§ DATA SHOWN:
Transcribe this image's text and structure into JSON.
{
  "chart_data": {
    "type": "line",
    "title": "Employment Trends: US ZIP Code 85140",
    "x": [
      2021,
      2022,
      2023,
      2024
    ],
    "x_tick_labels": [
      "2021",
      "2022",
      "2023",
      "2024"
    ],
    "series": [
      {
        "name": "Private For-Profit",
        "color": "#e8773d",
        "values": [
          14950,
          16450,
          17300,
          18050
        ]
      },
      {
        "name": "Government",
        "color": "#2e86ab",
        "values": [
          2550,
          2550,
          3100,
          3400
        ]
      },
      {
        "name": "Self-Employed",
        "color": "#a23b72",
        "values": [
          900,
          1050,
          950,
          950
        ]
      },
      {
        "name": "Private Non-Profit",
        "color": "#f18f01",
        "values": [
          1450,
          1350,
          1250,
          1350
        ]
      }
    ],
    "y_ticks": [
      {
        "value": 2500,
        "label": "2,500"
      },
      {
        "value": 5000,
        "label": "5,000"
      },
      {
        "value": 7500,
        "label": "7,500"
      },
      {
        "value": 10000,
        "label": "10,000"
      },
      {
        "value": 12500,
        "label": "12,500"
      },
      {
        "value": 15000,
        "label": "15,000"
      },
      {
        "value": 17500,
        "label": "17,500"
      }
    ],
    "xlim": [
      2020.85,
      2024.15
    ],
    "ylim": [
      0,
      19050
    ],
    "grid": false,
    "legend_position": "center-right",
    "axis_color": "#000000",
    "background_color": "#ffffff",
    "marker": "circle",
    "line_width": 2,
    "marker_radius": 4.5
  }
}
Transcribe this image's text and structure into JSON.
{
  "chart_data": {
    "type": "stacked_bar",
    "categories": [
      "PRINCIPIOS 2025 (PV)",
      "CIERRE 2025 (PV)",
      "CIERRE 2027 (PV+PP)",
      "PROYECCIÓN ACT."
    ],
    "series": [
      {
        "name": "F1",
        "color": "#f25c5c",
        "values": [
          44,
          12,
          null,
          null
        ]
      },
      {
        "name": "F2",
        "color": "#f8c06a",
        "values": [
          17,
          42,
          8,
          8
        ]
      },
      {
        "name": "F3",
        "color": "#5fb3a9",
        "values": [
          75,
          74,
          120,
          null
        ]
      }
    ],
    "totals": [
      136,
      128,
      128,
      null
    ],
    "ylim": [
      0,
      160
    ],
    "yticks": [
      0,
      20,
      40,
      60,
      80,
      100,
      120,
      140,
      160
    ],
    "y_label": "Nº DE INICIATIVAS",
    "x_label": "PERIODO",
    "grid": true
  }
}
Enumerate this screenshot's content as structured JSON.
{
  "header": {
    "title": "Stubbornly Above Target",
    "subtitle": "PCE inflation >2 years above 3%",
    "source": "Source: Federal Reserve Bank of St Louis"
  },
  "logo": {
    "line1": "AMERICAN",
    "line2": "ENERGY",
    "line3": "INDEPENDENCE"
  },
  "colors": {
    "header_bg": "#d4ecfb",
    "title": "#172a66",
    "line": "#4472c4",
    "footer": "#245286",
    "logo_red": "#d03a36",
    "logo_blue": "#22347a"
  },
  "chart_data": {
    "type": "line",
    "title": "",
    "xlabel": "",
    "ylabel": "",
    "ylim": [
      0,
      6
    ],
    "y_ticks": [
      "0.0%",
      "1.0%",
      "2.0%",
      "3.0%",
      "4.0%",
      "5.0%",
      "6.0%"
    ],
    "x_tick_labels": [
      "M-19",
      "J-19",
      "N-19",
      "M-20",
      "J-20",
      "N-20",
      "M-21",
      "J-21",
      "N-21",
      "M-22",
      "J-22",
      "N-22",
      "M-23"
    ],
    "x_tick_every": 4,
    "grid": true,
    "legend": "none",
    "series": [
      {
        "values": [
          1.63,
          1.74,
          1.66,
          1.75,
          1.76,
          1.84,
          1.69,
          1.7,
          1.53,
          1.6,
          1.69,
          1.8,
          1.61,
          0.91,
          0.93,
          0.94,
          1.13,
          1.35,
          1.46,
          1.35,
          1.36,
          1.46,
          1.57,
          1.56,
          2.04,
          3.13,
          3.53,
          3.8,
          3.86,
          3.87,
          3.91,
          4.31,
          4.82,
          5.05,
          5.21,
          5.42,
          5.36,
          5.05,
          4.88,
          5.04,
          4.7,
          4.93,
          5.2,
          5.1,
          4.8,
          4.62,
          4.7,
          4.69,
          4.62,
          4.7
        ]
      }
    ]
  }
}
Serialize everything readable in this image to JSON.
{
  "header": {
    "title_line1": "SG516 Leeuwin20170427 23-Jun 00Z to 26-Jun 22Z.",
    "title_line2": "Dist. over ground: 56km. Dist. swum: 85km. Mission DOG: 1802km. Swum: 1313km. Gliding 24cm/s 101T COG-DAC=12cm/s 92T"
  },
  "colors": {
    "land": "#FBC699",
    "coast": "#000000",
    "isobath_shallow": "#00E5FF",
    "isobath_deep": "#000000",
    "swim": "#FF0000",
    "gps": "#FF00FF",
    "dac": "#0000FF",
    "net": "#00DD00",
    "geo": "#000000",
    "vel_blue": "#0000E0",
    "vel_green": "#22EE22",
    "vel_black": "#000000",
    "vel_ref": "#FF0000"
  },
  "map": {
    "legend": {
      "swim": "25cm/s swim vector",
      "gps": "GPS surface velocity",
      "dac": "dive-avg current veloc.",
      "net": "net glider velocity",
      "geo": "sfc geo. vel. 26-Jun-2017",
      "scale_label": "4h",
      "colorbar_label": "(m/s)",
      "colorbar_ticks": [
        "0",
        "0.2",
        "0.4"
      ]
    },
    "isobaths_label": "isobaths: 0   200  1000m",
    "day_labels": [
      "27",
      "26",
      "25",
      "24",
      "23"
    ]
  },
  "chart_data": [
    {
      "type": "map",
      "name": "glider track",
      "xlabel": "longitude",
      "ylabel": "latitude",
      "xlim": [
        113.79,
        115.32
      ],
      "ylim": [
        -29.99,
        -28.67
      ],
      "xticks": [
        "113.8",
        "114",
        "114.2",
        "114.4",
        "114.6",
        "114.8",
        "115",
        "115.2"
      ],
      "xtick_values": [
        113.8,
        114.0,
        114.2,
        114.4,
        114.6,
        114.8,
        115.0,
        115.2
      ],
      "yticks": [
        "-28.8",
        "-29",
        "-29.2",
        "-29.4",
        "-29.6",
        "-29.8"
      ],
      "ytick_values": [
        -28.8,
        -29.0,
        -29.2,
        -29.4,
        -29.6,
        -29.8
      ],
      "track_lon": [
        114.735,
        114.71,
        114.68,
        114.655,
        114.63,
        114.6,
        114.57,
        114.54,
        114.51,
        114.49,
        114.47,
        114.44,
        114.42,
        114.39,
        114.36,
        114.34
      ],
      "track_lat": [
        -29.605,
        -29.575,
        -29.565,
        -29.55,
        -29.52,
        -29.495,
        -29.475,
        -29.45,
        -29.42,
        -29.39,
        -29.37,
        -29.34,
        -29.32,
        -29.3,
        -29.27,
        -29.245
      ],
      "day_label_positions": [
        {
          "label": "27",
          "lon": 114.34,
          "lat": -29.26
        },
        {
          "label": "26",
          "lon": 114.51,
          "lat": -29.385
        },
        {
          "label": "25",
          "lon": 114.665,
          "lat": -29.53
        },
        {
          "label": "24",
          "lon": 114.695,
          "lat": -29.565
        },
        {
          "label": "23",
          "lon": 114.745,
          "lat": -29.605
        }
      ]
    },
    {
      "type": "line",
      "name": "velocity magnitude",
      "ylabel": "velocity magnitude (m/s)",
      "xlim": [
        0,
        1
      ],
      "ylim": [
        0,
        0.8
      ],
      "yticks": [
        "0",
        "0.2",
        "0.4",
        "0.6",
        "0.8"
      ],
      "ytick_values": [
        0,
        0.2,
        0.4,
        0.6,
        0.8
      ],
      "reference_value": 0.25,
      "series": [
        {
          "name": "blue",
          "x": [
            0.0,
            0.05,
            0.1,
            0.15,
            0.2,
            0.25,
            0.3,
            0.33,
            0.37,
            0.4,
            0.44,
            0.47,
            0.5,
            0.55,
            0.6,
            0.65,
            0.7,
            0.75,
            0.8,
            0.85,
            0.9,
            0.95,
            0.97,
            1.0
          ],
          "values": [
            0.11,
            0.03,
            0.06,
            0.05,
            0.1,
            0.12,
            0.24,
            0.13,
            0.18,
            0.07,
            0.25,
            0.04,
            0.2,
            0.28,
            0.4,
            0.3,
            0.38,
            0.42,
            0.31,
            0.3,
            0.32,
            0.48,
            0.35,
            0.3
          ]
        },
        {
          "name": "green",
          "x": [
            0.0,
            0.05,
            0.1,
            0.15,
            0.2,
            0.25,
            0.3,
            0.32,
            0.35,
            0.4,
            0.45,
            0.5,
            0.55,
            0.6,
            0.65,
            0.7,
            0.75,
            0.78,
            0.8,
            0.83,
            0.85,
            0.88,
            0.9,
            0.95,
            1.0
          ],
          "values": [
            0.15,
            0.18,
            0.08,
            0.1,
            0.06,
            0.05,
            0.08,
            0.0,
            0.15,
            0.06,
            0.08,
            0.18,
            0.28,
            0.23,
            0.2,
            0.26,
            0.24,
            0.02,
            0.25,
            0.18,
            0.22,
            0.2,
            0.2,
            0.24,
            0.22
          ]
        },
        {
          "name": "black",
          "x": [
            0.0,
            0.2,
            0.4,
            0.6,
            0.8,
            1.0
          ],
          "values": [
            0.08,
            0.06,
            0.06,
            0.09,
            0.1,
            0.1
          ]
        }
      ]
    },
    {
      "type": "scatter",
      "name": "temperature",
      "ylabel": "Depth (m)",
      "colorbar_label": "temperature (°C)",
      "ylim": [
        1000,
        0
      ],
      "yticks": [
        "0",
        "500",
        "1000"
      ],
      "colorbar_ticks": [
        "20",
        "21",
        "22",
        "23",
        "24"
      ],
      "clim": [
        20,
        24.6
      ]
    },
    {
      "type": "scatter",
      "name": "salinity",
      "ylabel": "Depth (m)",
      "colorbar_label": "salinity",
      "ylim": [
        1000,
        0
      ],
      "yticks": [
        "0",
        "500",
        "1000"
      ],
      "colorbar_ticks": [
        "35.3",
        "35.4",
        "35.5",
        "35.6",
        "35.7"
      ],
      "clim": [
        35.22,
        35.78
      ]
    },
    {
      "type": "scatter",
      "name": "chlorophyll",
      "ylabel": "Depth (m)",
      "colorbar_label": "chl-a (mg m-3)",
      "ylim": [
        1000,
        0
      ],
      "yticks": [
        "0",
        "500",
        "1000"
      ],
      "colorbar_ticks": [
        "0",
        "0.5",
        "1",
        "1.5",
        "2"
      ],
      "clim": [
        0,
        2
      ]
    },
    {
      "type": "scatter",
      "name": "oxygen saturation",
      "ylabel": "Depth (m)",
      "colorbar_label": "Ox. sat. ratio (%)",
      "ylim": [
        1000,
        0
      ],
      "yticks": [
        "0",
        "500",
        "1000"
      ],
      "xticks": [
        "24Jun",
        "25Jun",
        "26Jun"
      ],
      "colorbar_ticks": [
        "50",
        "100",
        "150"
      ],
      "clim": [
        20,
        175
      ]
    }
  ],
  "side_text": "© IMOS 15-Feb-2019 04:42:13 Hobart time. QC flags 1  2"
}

§ WHAT IS REQUIRED: Find every line in the records above that holds the word "salinity", and copy each one.

§ RESPONSE FOR THIS EXERCISE:
      "name": "salinity",
      "colorbar_label": "salinity",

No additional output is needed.